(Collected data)
^^^^

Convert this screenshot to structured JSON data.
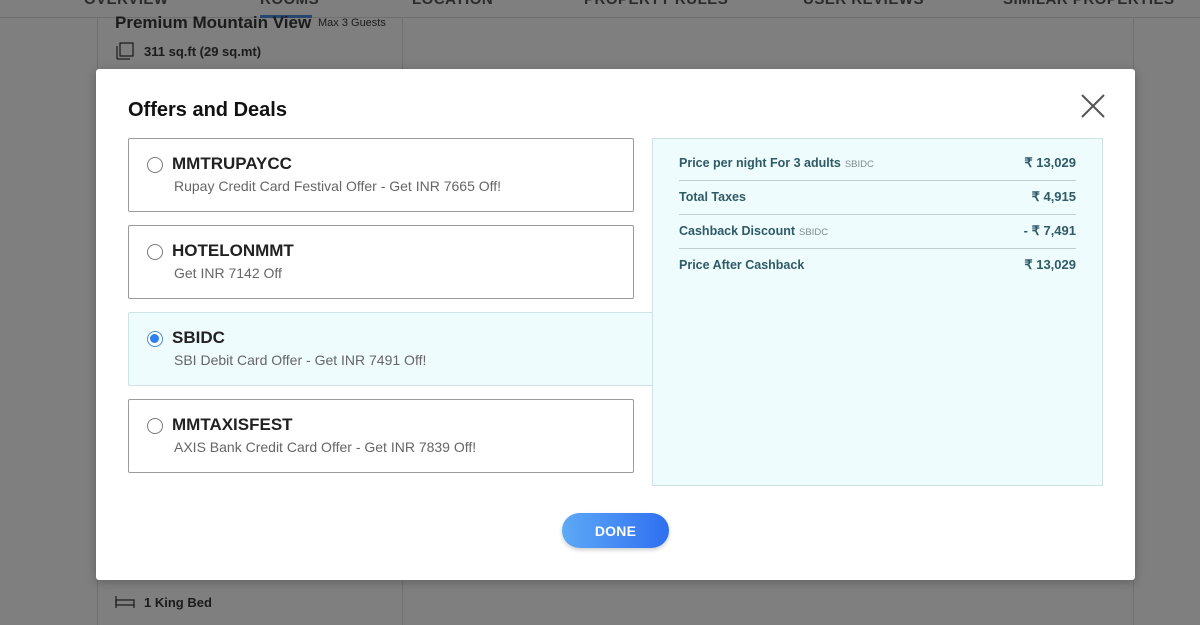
{
  "background": {
    "tabs": [
      "OVERVIEW",
      "ROOMS",
      "LOCATION",
      "PROPERTY RULES",
      "USER REVIEWS",
      "SIMILAR PROPERTIES"
    ],
    "room_title": "Premium Mountain View",
    "max_guests": "Max  3 Guests",
    "area": "311 sq.ft (29 sq.mt)",
    "bed": "1 King Bed"
  },
  "modal": {
    "title": "Offers and Deals",
    "close_icon": "close-icon",
    "offers": [
      {
        "code": "MMTRUPAYCC",
        "description": "Rupay Credit Card Festival Offer - Get INR 7665 Off!",
        "selected": false
      },
      {
        "code": "HOTELONMMT",
        "description": "Get INR 7142 Off",
        "selected": false
      },
      {
        "code": "SBIDC",
        "description": "SBI Debit Card Offer - Get INR 7491 Off!",
        "selected": true
      },
      {
        "code": "MMTAXISFEST",
        "description": "AXIS Bank Credit Card Offer - Get INR 7839 Off!",
        "selected": false
      }
    ],
    "price_breakdown": [
      {
        "label": "Price per night For 3 adults",
        "tag": "SBIDC",
        "value": "₹ 13,029"
      },
      {
        "label": "Total Taxes",
        "tag": "",
        "value": "₹ 4,915"
      },
      {
        "label": "Cashback Discount",
        "tag": "SBIDC",
        "value": "- ₹ 7,491"
      },
      {
        "label": "Price After Cashback",
        "tag": "",
        "value": "₹ 13,029"
      }
    ],
    "done_label": "DONE"
  },
  "colors": {
    "accent": "#2e6ff0",
    "selected_bg": "#eefcfd",
    "price_text": "#2f5a66"
  }
}
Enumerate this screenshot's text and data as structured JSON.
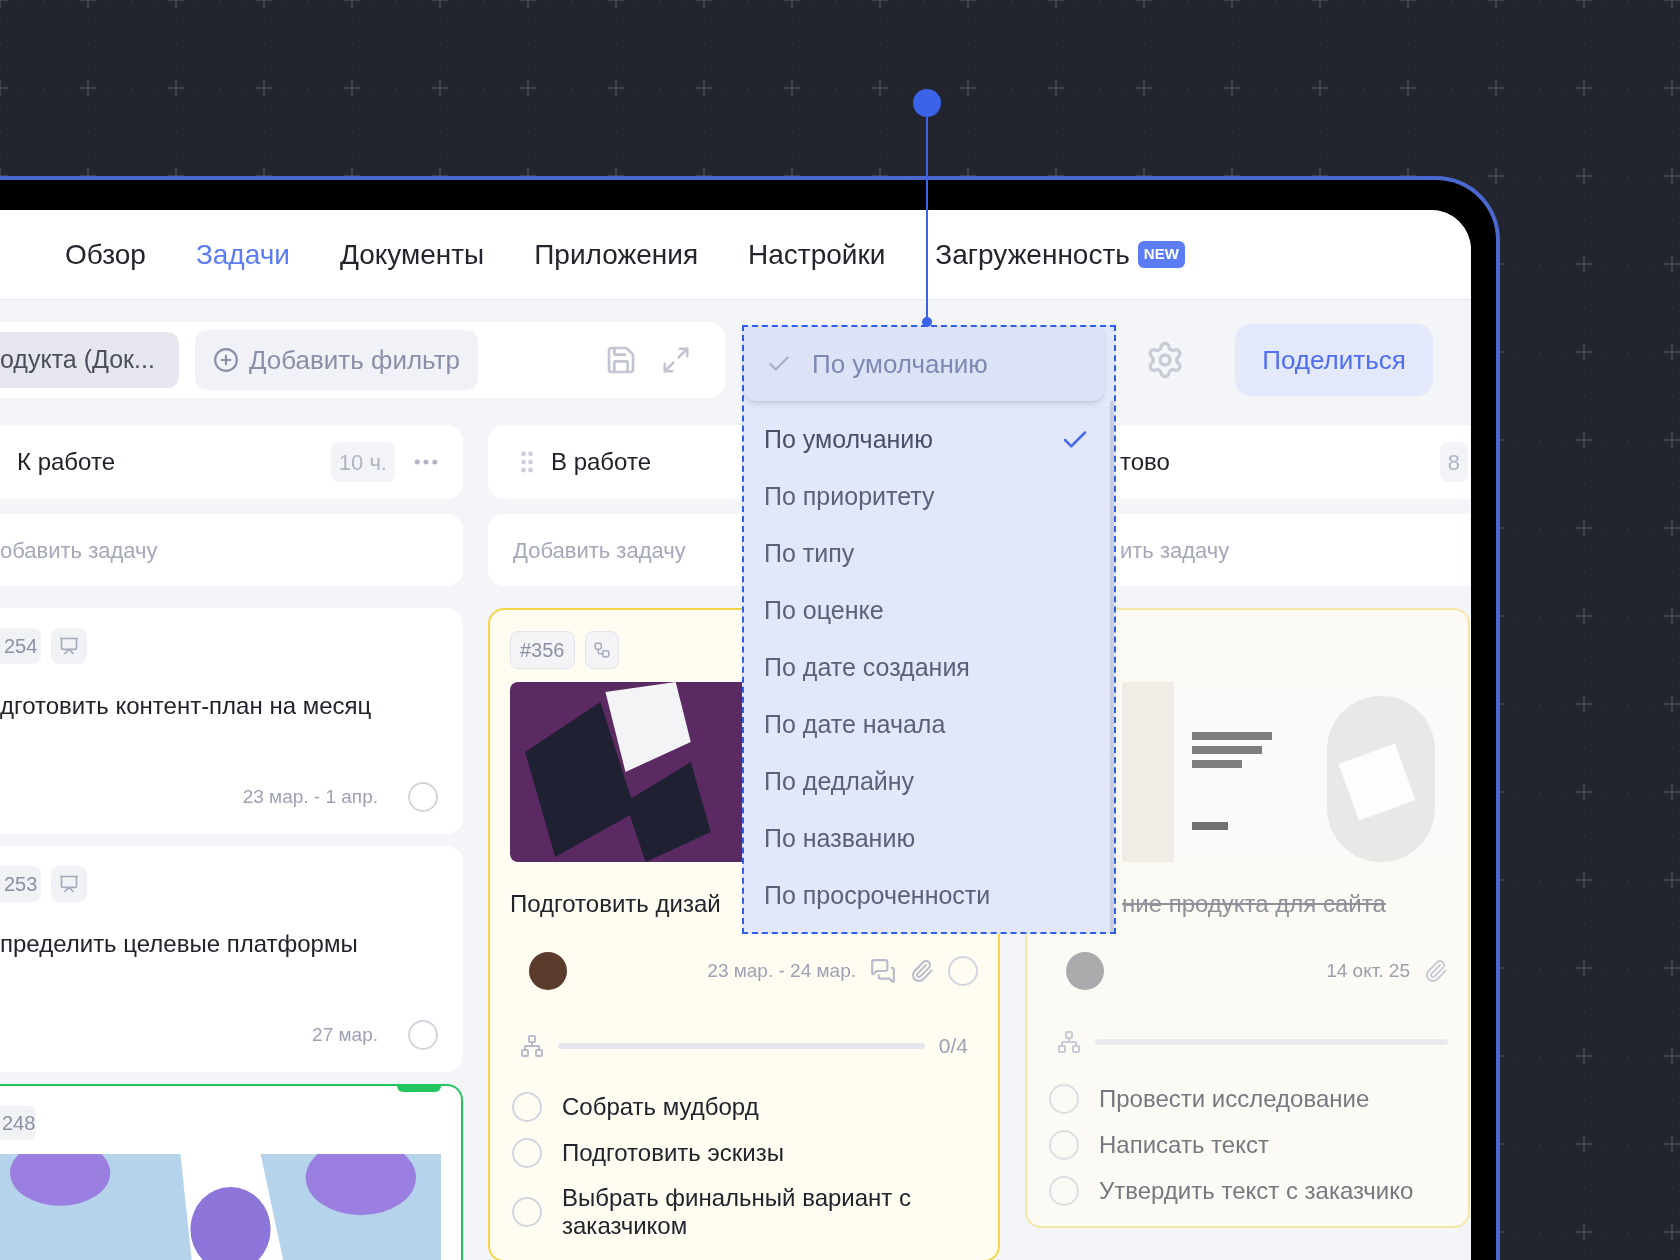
{
  "nav": {
    "tabs": [
      {
        "label": "Обзор",
        "selected": false
      },
      {
        "label": "Задачи",
        "selected": true
      },
      {
        "label": "Документы",
        "selected": false
      },
      {
        "label": "Приложения",
        "selected": false
      },
      {
        "label": "Настройки",
        "selected": false
      },
      {
        "label": "Загруженность",
        "selected": false,
        "badge": "NEW"
      }
    ]
  },
  "toolbar": {
    "filter_chip": "одукта (Док...",
    "add_filter": "Добавить фильтр",
    "share": "Поделиться"
  },
  "sort_menu": {
    "current": "По умолчанию",
    "options": [
      {
        "label": "По умолчанию",
        "selected": true
      },
      {
        "label": "По приоритету",
        "selected": false
      },
      {
        "label": "По типу",
        "selected": false
      },
      {
        "label": "По оценке",
        "selected": false
      },
      {
        "label": "По дате создания",
        "selected": false
      },
      {
        "label": "По дате начала",
        "selected": false
      },
      {
        "label": "По дедлайну",
        "selected": false
      },
      {
        "label": "По названию",
        "selected": false
      },
      {
        "label": "По просроченности",
        "selected": false
      }
    ]
  },
  "columns": [
    {
      "title": "К работе",
      "hours": "10 ч.",
      "add_task": "обавить задачу",
      "cards": [
        {
          "kind": "task",
          "id": "254",
          "title": "дготовить контент-план на месяц",
          "date": "23 мар. - 1 апр.",
          "done": false
        },
        {
          "kind": "task",
          "id": "253",
          "title": "пределить целевые платформы",
          "date": "27 мар.",
          "done": false
        },
        {
          "kind": "illustration",
          "id": "248",
          "color": "#22c55e"
        }
      ]
    },
    {
      "title": "В работе",
      "add_task": "Добавить задачу",
      "cards": [
        {
          "kind": "photo",
          "id": "#356",
          "title": "Подготовить дизай",
          "date": "23 мар. - 24 мар.",
          "done": false,
          "color": "#f5d547",
          "progress": {
            "level": 0,
            "count": "0/4"
          },
          "checklist": [
            {
              "text": "Собрать мудборд",
              "checked": false
            },
            {
              "text": "Подготовить эскизы",
              "checked": false
            },
            {
              "text": "Выбрать финальный вариант с заказчиком",
              "checked": false
            }
          ]
        }
      ]
    },
    {
      "title": "тово",
      "hours": "8",
      "add_task": "ить задачу",
      "cards": [
        {
          "kind": "website",
          "title": "ние продукта для сайта",
          "date": "14 окт. 25",
          "done": true,
          "color": "#f3e6a6",
          "progress": {
            "level": 0
          },
          "checklist": [
            {
              "text": "Провести исследование",
              "checked": false
            },
            {
              "text": "Написать текст",
              "checked": false
            },
            {
              "text": "Утвердить текст с заказчико",
              "checked": false
            }
          ]
        }
      ]
    }
  ]
}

^^^^

### Your instructions
The records above need to be restated word for word, with the pictures left out.

### Output
Convert this screenshot to structured JSON data.
{
  "background": {
    "tabs": [
      "OVERVIEW",
      "ROOMS",
      "LOCATION",
      "PROPERTY RULES",
      "USER REVIEWS",
      "SIMILAR PROPERTIES"
    ],
    "room_title": "Premium Mountain View",
    "max_guests": "Max  3 Guests",
    "area": "311 sq.ft (29 sq.mt)",
    "bed": "1 King Bed"
  },
  "modal": {
    "title": "Offers and Deals",
    "close_icon": "close-icon",
    "offers": [
      {
        "code": "MMTRUPAYCC",
        "description": "Rupay Credit Card Festival Offer - Get INR 7665 Off!",
        "selected": false
      },
      {
        "code": "HOTELONMMT",
        "description": "Get INR 7142 Off",
        "selected": false
      },
      {
        "code": "SBIDC",
        "description": "SBI Debit Card Offer - Get INR 7491 Off!",
        "selected": true
      },
      {
        "code": "MMTAXISFEST",
        "description": "AXIS Bank Credit Card Offer - Get INR 7839 Off!",
        "selected": false
      }
    ],
    "price_breakdown": [
      {
        "label": "Price per night For 3 adults",
        "tag": "SBIDC",
        "value": "₹ 13,029"
      },
      {
        "label": "Total Taxes",
        "tag": "",
        "value": "₹ 4,915"
      },
      {
        "label": "Cashback Discount",
        "tag": "SBIDC",
        "value": "- ₹ 7,491"
      },
      {
        "label": "Price After Cashback",
        "tag": "",
        "value": "₹ 13,029"
      }
    ],
    "done_label": "DONE"
  },
  "colors": {
    "accent": "#2e6ff0",
    "selected_bg": "#eefcfd",
    "price_text": "#2f5a66"
  }
}
Enumerate this screenshot's text and data as structured JSON.
{
  "nav": {
    "tabs": [
      {
        "label": "Обзор",
        "selected": false
      },
      {
        "label": "Задачи",
        "selected": true
      },
      {
        "label": "Документы",
        "selected": false
      },
      {
        "label": "Приложения",
        "selected": false
      },
      {
        "label": "Настройки",
        "selected": false
      },
      {
        "label": "Загруженность",
        "selected": false,
        "badge": "NEW"
      }
    ]
  },
  "toolbar": {
    "filter_chip": "одукта (Док...",
    "add_filter": "Добавить фильтр",
    "share": "Поделиться"
  },
  "sort_menu": {
    "current": "По умолчанию",
    "options": [
      {
        "label": "По умолчанию",
        "selected": true
      },
      {
        "label": "По приоритету",
        "selected": false
      },
      {
        "label": "По типу",
        "selected": false
      },
      {
        "label": "По оценке",
        "selected": false
      },
      {
        "label": "По дате создания",
        "selected": false
      },
      {
        "label": "По дате начала",
        "selected": false
      },
      {
        "label": "По дедлайну",
        "selected": false
      },
      {
        "label": "По названию",
        "selected": false
      },
      {
        "label": "По просроченности",
        "selected": false
      }
    ]
  },
  "columns": [
    {
      "title": "К работе",
      "hours": "10 ч.",
      "add_task": "обавить задачу",
      "cards": [
        {
          "kind": "task",
          "id": "254",
          "title": "дготовить контент-план на месяц",
          "date": "23 мар. - 1 апр.",
          "done": false
        },
        {
          "kind": "task",
          "id": "253",
          "title": "пределить целевые платформы",
          "date": "27 мар.",
          "done": false
        },
        {
          "kind": "illustration",
          "id": "248",
          "color": "#22c55e"
        }
      ]
    },
    {
      "title": "В работе",
      "add_task": "Добавить задачу",
      "cards": [
        {
          "kind": "photo",
          "id": "#356",
          "title": "Подготовить дизай",
          "date": "23 мар. - 24 мар.",
          "done": false,
          "color": "#f5d547",
          "progress": {
            "level": 0,
            "count": "0/4"
          },
          "checklist": [
            {
              "text": "Собрать мудборд",
              "checked": false
            },
            {
              "text": "Подготовить эскизы",
              "checked": false
            },
            {
              "text": "Выбрать финальный вариант с заказчиком",
              "checked": false
            }
          ]
        }
      ]
    },
    {
      "title": "тово",
      "hours": "8",
      "add_task": "ить задачу",
      "cards": [
        {
          "kind": "website",
          "title": "ние продукта для сайта",
          "date": "14 окт. 25",
          "done": true,
          "color": "#f3e6a6",
          "progress": {
            "level": 0
          },
          "checklist": [
            {
              "text": "Провести исследование",
              "checked": false
            },
            {
              "text": "Написать текст",
              "checked": false
            },
            {
              "text": "Утвердить текст с заказчико",
              "checked": false
            }
          ]
        }
      ]
    }
  ]
}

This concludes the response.